··· Materials provided ···

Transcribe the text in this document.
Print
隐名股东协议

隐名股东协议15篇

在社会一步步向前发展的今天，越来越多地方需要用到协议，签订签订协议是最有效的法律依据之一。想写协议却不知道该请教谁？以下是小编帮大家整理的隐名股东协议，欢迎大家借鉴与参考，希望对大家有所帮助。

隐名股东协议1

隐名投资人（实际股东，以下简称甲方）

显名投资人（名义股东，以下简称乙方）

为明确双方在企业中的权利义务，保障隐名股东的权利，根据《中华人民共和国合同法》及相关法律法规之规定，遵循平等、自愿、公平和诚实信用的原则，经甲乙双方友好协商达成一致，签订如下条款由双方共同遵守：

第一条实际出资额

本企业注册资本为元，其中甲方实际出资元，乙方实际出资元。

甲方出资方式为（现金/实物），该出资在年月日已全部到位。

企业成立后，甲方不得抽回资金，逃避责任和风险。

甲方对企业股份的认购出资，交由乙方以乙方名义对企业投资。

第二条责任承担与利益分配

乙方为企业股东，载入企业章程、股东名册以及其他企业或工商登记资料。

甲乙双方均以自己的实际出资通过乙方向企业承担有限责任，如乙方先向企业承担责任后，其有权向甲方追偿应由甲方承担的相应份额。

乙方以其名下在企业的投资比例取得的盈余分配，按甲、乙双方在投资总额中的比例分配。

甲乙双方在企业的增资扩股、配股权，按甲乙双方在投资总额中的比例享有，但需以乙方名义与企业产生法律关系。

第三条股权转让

···

== Task details ==
Reproduce the material exactly, with every line intact.

== Result of this task ==
Transcribe the text in this document.
Print
隐名股东协议

隐名股东协议15篇

在社会一步步向前发展的今天，越来越多地方需要用到协议，签订签订协议是最有效的法律依据之一。想写协议却不知道该请教谁？以下是小编帮大家整理的隐名股东协议，欢迎大家借鉴与参考，希望对大家有所帮助。

隐名股东协议1

隐名投资人（实际股东，以下简称甲方）

显名投资人（名义股东，以下简称乙方）

为明确双方在企业中的权利义务，保障隐名股东的权利，根据《中华人民共和国合同法》及相关法律法规之规定，遵循平等、自愿、公平和诚实信用的原则，经甲乙双方友好协商达成一致，签订如下条款由双方共同遵守：

第一条实际出资额

本企业注册资本为元，其中甲方实际出资元，乙方实际出资元。

甲方出资方式为（现金/实物），该出资在年月日已全部到位。

企业成立后，甲方不得抽回资金，逃避责任和风险。

甲方对企业股份的认购出资，交由乙方以乙方名义对企业投资。

第二条责任承担与利益分配

乙方为企业股东，载入企业章程、股东名册以及其他企业或工商登记资料。

甲乙双方均以自己的实际出资通过乙方向企业承担有限责任，如乙方先向企业承担责任后，其有权向甲方追偿应由甲方承担的相应份额。

乙方以其名下在企业的投资比例取得的盈余分配，按甲、乙双方在投资总额中的比例分配。

甲乙双方在企业的增资扩股、配股权，按甲乙双方在投资总额中的比例享有，但需以乙方名义与企业产生法律关系。

第三条股权转让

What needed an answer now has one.